◆ **Given request**
Search the material below for the word "into" and copy every line in which it occurs.

◆ **Data entries**
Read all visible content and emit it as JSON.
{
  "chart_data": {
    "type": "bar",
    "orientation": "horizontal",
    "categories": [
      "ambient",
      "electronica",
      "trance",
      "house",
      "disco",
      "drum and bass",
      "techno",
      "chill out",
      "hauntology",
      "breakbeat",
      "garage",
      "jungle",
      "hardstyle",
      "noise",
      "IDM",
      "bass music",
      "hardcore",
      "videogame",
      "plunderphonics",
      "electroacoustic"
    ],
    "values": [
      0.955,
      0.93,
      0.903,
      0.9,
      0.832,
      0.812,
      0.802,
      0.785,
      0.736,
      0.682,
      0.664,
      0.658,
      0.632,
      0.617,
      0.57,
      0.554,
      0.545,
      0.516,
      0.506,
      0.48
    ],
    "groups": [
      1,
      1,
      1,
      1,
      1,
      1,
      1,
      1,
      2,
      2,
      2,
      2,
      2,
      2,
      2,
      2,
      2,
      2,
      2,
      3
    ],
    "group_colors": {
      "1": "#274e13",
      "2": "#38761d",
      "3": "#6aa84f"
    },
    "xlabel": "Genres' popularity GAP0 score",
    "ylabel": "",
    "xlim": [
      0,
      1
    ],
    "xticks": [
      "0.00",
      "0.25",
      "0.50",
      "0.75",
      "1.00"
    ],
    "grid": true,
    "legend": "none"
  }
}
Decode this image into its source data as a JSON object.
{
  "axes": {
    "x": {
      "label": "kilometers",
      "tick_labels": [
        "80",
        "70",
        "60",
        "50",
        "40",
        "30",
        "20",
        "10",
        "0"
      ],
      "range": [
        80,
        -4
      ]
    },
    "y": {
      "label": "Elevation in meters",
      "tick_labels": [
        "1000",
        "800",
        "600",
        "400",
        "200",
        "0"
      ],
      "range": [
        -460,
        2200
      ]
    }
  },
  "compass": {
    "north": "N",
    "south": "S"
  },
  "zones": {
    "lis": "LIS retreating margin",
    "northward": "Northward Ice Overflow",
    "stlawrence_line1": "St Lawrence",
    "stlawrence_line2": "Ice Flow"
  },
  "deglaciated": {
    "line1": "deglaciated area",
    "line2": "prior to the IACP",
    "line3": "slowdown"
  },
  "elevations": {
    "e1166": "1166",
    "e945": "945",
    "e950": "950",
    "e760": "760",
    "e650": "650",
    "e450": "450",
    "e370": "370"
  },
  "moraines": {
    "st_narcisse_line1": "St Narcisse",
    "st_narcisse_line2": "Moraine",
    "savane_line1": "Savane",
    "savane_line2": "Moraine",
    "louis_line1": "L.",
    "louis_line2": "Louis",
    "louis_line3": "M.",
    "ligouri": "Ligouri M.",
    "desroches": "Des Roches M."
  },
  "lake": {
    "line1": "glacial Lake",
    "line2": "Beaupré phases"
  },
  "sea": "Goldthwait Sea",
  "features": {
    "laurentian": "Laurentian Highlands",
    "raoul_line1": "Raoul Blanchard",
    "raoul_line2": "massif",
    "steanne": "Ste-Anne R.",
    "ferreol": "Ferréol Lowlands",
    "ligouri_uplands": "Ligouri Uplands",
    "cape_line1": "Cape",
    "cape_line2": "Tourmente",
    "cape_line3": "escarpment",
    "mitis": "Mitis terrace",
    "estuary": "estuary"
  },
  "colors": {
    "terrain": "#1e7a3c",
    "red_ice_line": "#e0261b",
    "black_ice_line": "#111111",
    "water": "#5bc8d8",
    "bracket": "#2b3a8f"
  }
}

==

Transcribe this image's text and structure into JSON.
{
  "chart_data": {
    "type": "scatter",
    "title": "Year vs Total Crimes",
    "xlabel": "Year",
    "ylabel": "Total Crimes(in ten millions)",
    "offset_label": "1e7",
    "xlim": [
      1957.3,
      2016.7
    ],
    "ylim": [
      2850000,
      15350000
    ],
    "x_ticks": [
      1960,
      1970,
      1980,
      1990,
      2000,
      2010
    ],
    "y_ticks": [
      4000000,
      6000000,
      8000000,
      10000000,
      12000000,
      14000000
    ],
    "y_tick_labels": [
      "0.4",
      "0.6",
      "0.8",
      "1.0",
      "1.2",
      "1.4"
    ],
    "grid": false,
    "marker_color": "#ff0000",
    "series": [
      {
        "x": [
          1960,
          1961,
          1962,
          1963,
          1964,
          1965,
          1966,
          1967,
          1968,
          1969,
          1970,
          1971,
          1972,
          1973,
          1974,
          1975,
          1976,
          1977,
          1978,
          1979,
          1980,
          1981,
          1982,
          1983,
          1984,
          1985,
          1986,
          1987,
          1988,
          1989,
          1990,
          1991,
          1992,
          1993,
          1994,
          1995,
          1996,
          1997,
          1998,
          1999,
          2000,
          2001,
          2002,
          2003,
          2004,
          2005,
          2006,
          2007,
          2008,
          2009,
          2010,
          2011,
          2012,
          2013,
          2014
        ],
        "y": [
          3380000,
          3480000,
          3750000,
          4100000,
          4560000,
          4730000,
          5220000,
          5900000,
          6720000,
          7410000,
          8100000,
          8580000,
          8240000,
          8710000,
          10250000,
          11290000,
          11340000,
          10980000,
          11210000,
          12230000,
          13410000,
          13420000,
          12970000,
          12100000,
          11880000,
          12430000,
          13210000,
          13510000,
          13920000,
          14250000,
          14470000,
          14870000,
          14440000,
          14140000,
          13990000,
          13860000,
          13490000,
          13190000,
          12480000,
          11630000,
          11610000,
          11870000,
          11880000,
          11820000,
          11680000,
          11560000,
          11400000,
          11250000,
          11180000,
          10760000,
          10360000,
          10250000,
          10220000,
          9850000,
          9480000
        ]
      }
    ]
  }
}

---

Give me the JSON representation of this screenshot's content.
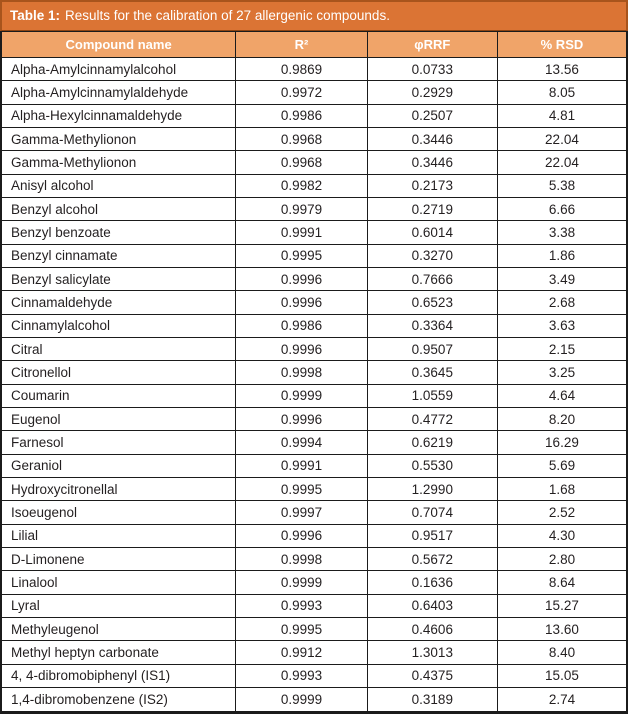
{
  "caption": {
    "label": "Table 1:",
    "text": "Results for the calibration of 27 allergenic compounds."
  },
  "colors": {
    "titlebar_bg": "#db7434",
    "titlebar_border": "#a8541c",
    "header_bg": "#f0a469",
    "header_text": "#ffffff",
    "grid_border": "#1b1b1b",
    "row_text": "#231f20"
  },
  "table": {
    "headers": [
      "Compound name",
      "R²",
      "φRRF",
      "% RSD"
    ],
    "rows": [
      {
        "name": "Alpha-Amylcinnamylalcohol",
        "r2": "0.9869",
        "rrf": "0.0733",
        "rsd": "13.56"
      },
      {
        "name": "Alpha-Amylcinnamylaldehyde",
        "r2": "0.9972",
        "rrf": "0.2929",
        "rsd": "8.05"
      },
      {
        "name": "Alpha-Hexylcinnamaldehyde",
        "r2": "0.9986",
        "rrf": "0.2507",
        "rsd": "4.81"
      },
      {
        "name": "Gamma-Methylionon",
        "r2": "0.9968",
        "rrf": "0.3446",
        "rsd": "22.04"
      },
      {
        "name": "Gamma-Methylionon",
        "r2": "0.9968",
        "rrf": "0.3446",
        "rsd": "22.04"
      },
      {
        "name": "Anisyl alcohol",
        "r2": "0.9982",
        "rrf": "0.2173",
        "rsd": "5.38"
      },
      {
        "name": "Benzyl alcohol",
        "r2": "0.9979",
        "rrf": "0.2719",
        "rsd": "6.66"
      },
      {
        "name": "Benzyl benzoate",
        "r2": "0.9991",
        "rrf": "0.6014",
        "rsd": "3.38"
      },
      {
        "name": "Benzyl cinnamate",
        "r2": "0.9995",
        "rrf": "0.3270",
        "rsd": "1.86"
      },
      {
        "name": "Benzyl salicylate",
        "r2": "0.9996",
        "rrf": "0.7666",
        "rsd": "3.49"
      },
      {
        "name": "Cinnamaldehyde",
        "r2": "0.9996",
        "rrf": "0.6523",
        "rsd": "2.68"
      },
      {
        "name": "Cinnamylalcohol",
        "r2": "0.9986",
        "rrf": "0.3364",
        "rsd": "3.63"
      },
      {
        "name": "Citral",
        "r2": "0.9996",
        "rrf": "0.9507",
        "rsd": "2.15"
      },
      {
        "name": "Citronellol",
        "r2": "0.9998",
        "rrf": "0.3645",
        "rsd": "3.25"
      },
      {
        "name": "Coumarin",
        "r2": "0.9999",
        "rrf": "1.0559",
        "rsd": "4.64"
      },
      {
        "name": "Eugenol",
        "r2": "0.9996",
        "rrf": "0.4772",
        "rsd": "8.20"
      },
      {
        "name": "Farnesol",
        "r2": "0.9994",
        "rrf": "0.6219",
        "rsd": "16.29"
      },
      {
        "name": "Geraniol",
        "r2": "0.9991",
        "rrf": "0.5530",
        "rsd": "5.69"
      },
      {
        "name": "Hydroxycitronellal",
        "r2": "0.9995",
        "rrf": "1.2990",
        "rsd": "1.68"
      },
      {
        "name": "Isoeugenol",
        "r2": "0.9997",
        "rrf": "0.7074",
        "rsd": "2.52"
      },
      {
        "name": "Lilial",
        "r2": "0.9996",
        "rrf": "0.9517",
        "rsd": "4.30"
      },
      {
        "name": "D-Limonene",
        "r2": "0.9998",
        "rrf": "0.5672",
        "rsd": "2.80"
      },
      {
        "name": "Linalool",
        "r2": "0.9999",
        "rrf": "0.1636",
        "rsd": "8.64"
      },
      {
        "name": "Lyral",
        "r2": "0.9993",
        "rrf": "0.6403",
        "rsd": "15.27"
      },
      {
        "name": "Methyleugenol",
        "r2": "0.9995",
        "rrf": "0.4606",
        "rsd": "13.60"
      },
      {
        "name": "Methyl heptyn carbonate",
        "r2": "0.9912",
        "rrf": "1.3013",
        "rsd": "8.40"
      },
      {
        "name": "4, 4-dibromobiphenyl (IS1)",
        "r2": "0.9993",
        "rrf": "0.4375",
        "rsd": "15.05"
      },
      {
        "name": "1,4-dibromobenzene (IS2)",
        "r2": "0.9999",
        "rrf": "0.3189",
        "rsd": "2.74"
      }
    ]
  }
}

◆ **Response below**
Decode this image into its source data as a JSON object.
Transcribe this image's text and structure into JSON.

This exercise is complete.